■ EXERCISE AIM
Check each line of the records below for the word "Online" and copy those where it appears.

Data entries:

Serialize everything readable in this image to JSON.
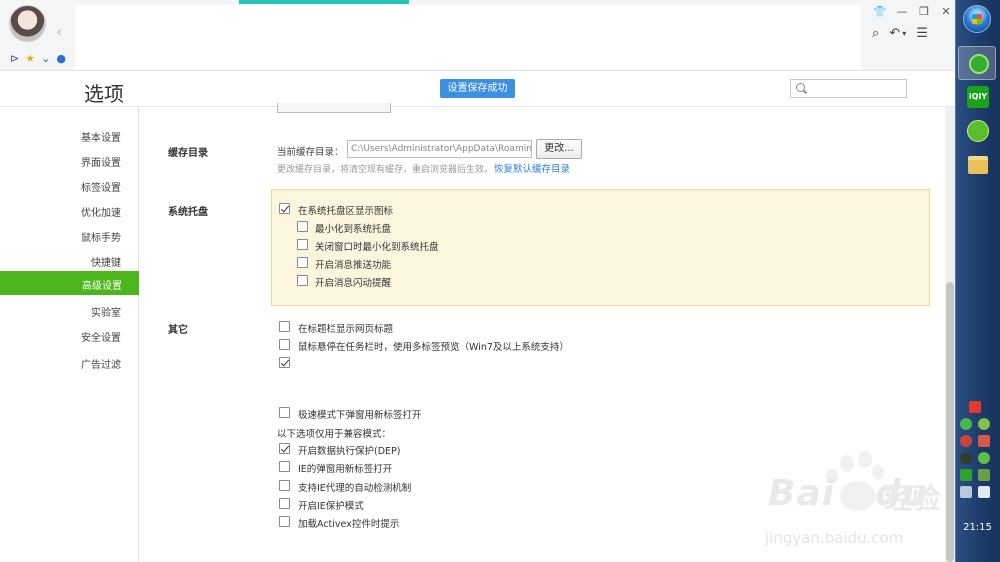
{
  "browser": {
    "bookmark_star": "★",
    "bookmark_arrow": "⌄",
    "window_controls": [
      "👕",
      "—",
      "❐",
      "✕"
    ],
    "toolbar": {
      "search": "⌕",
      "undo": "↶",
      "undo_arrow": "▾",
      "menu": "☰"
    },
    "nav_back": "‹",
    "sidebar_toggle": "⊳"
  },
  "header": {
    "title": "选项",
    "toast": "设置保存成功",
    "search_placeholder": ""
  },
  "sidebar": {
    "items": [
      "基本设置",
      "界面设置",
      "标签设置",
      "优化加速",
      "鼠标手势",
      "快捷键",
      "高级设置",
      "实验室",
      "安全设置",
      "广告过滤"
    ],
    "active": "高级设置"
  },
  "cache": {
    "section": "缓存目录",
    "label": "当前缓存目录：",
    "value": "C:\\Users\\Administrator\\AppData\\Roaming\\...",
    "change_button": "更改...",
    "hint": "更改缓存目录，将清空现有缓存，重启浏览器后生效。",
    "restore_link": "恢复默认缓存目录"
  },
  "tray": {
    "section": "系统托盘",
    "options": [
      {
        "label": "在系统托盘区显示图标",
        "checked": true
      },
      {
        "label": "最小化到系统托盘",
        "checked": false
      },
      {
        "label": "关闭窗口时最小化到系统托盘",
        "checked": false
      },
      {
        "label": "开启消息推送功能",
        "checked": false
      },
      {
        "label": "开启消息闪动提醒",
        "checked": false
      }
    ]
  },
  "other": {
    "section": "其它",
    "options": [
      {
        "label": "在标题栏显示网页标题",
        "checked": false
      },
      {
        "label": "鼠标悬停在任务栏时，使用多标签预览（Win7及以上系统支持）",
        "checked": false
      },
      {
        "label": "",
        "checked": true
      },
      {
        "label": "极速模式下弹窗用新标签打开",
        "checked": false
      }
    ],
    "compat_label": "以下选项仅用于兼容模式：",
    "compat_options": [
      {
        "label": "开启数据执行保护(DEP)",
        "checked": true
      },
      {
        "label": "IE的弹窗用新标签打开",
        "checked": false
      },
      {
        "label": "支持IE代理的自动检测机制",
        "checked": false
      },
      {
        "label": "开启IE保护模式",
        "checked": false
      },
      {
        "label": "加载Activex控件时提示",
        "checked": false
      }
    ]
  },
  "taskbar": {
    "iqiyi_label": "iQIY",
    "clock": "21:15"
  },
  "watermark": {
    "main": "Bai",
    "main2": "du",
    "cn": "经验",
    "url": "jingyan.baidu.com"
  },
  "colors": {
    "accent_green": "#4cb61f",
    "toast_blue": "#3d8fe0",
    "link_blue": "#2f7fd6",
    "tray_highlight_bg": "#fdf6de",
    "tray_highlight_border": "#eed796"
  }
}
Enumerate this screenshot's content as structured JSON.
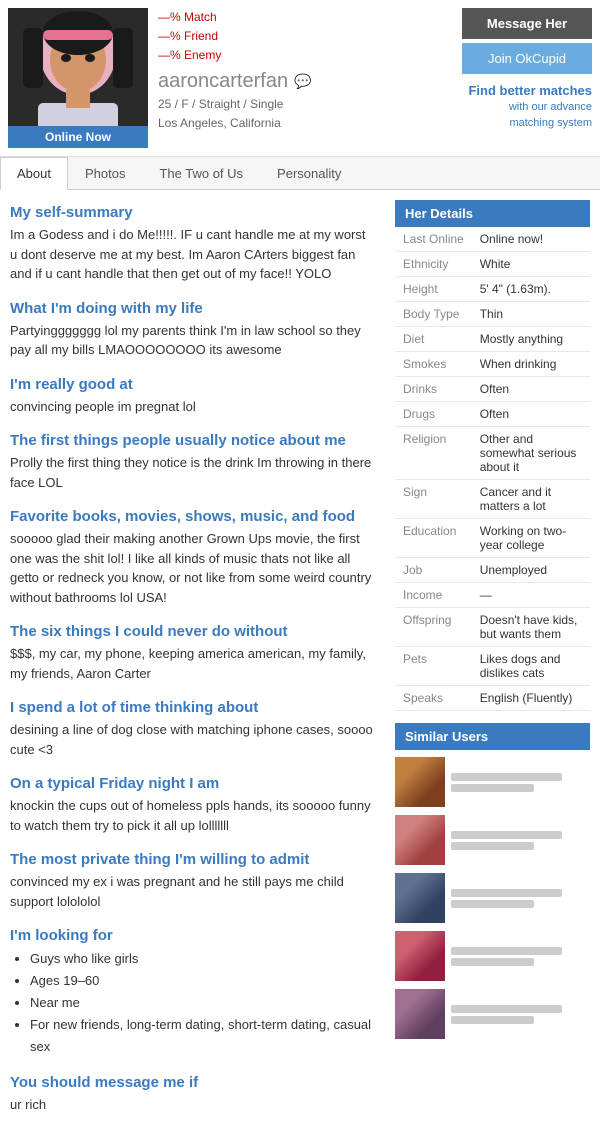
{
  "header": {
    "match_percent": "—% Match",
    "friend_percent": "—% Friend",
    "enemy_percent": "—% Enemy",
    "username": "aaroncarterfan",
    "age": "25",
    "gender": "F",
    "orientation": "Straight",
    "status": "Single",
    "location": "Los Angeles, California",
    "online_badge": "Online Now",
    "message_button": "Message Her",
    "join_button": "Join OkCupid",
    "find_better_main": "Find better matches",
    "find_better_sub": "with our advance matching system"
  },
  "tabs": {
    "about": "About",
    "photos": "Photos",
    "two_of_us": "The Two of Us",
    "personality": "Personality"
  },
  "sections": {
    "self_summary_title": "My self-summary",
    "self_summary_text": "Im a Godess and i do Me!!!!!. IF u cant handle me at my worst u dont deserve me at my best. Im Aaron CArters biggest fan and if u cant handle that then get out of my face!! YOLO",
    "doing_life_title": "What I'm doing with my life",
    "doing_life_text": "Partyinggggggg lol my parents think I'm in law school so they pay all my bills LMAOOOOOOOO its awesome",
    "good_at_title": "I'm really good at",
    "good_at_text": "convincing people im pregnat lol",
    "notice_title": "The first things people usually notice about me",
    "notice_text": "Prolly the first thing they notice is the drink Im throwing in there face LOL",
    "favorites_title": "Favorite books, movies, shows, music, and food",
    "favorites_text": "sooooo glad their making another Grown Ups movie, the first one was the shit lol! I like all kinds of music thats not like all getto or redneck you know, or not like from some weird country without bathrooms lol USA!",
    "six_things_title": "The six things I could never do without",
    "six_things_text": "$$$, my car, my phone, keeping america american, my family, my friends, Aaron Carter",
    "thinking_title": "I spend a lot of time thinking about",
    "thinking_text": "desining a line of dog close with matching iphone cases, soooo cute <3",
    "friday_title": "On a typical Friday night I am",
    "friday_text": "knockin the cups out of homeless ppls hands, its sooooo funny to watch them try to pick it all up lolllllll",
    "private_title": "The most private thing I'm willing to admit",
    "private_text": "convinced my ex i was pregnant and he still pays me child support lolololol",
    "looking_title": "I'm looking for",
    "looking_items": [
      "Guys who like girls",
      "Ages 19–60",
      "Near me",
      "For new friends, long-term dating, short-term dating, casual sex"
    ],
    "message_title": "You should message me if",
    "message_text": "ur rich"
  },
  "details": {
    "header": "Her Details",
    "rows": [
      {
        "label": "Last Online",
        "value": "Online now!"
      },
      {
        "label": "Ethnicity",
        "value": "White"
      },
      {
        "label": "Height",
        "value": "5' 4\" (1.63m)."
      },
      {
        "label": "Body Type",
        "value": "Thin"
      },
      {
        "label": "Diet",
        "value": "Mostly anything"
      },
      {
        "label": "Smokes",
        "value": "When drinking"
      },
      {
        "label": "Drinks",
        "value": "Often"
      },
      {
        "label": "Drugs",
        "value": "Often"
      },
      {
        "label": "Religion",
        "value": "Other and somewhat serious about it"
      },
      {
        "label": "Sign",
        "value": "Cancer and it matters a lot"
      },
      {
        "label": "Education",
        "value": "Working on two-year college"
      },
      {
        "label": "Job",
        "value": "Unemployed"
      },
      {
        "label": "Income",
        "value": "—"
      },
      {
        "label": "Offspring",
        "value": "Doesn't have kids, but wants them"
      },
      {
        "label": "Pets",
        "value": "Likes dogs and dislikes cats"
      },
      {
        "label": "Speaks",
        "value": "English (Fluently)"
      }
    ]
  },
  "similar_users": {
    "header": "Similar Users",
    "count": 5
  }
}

■ THE SOLUTION
    "online_badge": "Online Now",
        "label": "Last Online",
        "value": "Online now!"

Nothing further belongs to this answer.